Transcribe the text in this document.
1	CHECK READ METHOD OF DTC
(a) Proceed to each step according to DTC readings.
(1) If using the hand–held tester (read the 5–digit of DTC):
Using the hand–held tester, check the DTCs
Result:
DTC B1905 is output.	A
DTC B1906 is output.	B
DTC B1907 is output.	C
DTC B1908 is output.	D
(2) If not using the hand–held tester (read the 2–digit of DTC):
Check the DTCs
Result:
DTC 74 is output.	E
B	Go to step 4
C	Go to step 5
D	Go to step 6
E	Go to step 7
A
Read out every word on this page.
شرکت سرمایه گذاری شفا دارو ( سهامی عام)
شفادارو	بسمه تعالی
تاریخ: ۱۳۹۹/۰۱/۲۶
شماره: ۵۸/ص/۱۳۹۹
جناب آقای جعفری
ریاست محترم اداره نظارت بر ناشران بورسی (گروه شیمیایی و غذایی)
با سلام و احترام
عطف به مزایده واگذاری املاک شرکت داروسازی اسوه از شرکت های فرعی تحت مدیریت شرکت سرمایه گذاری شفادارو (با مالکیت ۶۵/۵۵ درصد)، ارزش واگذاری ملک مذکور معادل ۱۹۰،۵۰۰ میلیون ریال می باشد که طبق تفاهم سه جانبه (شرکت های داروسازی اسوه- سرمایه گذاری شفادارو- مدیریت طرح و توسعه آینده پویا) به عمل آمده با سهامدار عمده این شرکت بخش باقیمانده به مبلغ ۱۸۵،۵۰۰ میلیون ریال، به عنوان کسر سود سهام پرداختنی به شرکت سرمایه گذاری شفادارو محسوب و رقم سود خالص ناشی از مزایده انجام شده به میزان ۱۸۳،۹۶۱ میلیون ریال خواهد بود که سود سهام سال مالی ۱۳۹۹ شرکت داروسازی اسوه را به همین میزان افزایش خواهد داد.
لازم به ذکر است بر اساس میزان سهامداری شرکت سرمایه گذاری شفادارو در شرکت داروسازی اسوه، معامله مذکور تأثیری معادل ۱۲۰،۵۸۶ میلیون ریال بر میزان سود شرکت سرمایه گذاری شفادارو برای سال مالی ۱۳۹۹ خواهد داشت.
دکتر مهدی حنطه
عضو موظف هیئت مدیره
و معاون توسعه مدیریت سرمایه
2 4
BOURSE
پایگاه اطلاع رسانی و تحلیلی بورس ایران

§ §

■ **TASK PROMPT**
Set down the entries verbatim, leaving none out.

■ **EXERCISE RESULT**
Transcribe the text in this document.
1	CHECK READ METHOD OF DTC
(a) Proceed to each step according to DTC readings.
(1) If using the hand–held tester (read the 5–digit of DTC):
Using the hand–held tester, check the DTCs
Result:
DTC B1905 is output.	A
DTC B1906 is output.	B
DTC B1907 is output.	C
DTC B1908 is output.	D
(2) If not using the hand–held tester (read the 2–digit of DTC):
Check the DTCs
Result:
DTC 74 is output.	E
B	Go to step 4
C	Go to step 5
D	Go to step 6
E	Go to step 7
A
Read out every word on this page.
شرکت سرمایه گذاری شفا دارو ( سهامی عام)
شفادارو	بسمه تعالی
تاریخ: ۱۳۹۹/۰۱/۲۶
شماره: ۵۸/ص/۱۳۹۹
جناب آقای جعفری
ریاست محترم اداره نظارت بر ناشران بورسی (گروه شیمیایی و غذایی)
با سلام و احترام
عطف به مزایده واگذاری املاک شرکت داروسازی اسوه از شرکت های فرعی تحت مدیریت شرکت سرمایه گذاری شفادارو (با مالکیت ۶۵/۵۵ درصد)، ارزش واگذاری ملک مذکور معادل ۱۹۰،۵۰۰ میلیون ریال می باشد که طبق تفاهم سه جانبه (شرکت های داروسازی اسوه- سرمایه گذاری شفادارو- مدیریت طرح و توسعه آینده پویا) به عمل آمده با سهامدار عمده این شرکت بخش باقیمانده به مبلغ ۱۸۵،۵۰۰ میلیون ریال، به عنوان کسر سود سهام پرداختنی به شرکت سرمایه گذاری شفادارو محسوب و رقم سود خالص ناشی از مزایده انجام شده به میزان ۱۸۳،۹۶۱ میلیون ریال خواهد بود که سود سهام سال مالی ۱۳۹۹ شرکت داروسازی اسوه را به همین میزان افزایش خواهد داد.
لازم به ذکر است بر اساس میزان سهامداری شرکت سرمایه گذاری شفادارو در شرکت داروسازی اسوه، معامله مذکور تأثیری معادل ۱۲۰،۵۸۶ میلیون ریال بر میزان سود شرکت سرمایه گذاری شفادارو برای سال مالی ۱۳۹۹ خواهد داشت.
دکتر مهدی حنطه
عضو موظف هیئت مدیره
و معاون توسعه مدیریت سرمایه
2 4
BOURSE
پایگاه اطلاع رسانی و تحلیلی بورس ایران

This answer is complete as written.